MATERIAL FOR THIS EXERCISE
· · · · ·

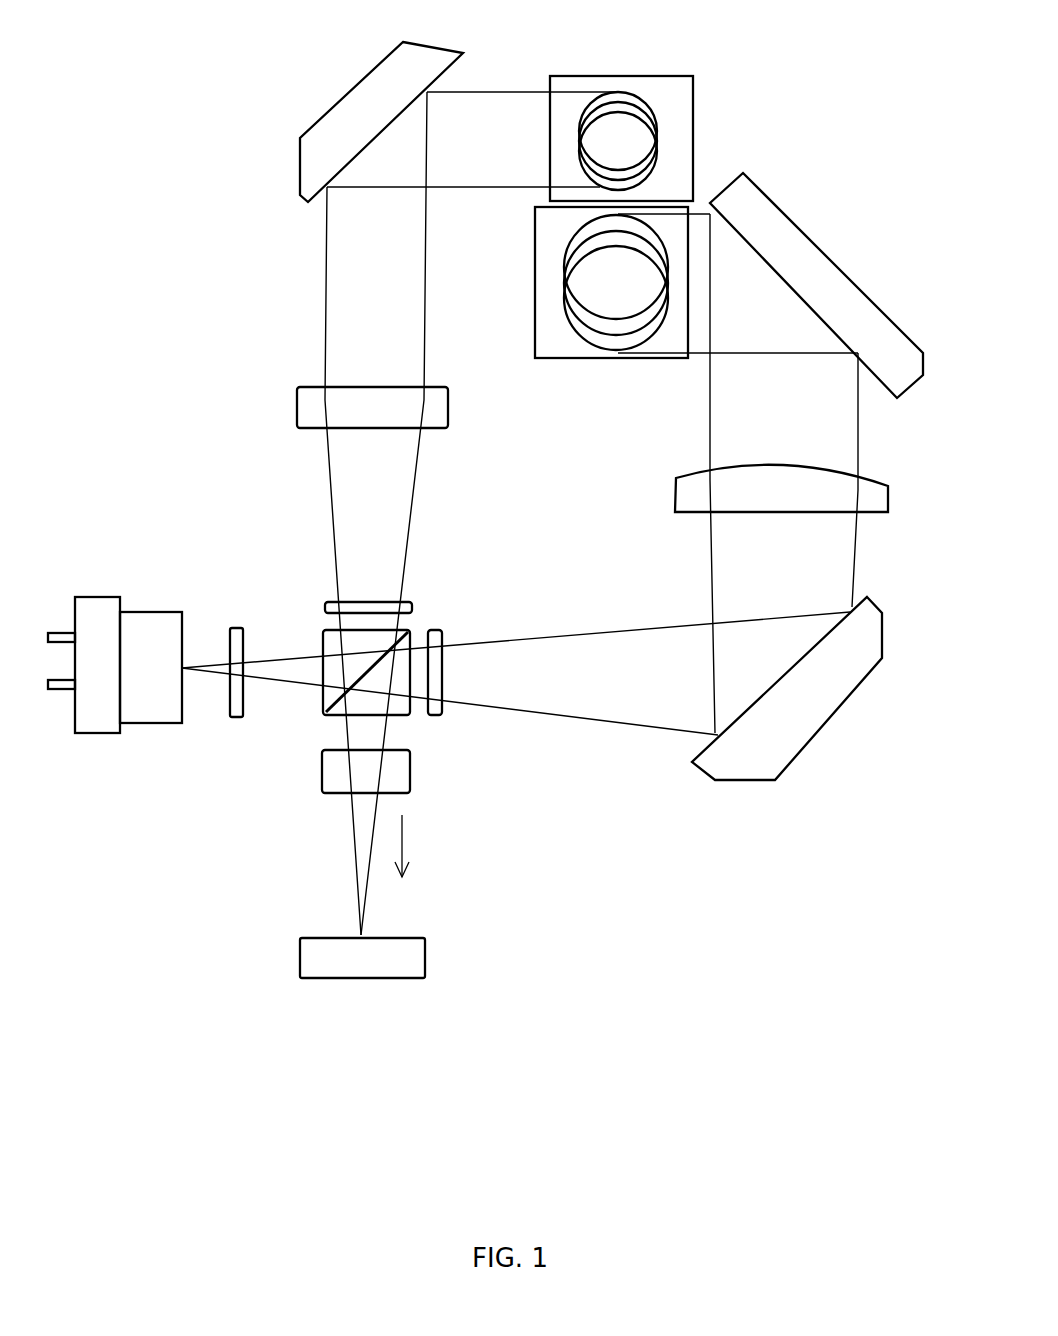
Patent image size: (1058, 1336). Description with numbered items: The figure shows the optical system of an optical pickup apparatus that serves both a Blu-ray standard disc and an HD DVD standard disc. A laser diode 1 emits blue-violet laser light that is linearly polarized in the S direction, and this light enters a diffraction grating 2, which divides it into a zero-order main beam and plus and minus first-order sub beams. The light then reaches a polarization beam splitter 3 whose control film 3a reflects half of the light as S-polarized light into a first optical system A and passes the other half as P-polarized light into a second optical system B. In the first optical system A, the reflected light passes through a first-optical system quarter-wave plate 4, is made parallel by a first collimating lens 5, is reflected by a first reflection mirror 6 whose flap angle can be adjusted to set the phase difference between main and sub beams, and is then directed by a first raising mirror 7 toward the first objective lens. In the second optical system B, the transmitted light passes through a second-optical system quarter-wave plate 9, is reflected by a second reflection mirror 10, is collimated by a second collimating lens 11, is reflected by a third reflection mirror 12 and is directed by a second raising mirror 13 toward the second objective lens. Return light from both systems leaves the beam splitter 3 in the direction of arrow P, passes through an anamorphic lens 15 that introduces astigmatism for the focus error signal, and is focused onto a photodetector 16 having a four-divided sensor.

· · · · ·

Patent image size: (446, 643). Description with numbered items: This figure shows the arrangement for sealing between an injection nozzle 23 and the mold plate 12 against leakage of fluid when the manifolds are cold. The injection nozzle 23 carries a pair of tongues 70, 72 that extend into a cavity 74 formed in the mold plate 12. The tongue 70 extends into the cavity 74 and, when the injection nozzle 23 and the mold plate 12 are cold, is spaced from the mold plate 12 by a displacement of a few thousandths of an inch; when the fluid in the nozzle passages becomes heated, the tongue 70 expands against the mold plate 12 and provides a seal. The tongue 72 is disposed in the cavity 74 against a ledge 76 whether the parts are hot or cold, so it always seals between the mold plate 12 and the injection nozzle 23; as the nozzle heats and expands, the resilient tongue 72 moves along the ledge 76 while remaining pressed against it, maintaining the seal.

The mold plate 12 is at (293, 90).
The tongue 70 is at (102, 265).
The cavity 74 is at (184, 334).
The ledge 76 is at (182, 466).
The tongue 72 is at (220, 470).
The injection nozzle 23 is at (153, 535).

· · · · ·

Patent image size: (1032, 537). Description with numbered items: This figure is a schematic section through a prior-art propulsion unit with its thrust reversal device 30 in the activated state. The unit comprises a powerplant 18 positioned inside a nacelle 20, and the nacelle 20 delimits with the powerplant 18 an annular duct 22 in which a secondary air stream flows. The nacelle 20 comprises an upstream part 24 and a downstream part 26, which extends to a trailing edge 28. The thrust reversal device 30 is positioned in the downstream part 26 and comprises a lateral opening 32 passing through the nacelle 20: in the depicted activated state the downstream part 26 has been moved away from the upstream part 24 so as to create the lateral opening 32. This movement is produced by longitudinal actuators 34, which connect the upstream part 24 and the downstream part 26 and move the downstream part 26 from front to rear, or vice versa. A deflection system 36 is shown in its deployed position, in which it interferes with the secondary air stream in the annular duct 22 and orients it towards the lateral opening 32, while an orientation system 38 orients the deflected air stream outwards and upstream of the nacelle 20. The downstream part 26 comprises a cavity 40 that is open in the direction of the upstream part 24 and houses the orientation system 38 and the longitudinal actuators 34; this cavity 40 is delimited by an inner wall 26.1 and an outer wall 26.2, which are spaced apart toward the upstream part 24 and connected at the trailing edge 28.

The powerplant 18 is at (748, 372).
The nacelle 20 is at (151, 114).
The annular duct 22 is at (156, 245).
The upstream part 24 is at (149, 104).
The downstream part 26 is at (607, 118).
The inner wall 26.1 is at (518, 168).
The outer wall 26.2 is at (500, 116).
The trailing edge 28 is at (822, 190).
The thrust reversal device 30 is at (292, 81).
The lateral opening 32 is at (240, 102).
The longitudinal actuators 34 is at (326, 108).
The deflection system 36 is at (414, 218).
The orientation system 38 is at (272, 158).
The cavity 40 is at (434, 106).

· · · · ·

REQUIREMENTS
Reproduce word for word the lines starting with the one that contains "Patent image size: (446, 643)." and going on through the one that contains "The injection nozzle 23 is at (153, 535).", including both of those lines.

IN RESPONSE
Patent image size: (446, 643). Description with numbered items: This figure shows the arrangement for sealing between an injection nozzle 23 and the mold plate 12 against leakage of fluid when the manifolds are cold. The injection nozzle 23 carries a pair of tongues 70, 72 that extend into a cavity 74 formed in the mold plate 12. The tongue 70 extends into the cavity 74 and, when the injection nozzle 23 and the mold plate 12 are cold, is spaced from the mold plate 12 by a displacement of a few thousandths of an inch; when the fluid in the nozzle passages becomes heated, the tongue 70 expands against the mold plate 12 and provides a seal. The tongue 72 is disposed in the cavity 74 against a ledge 76 whether the parts are hot or cold, so it always seals between the mold plate 12 and the injection nozzle 23; as the nozzle heats and expands, the resilient tongue 72 moves along the ledge 76 while remaining pressed against it, maintaining the seal.

The mold plate 12 is at (293, 90).
The tongue 70 is at (102, 265).
The cavity 74 is at (184, 334).
The ledge 76 is at (182, 466).
The tongue 72 is at (220, 470).
The injection nozzle 23 is at (153, 535).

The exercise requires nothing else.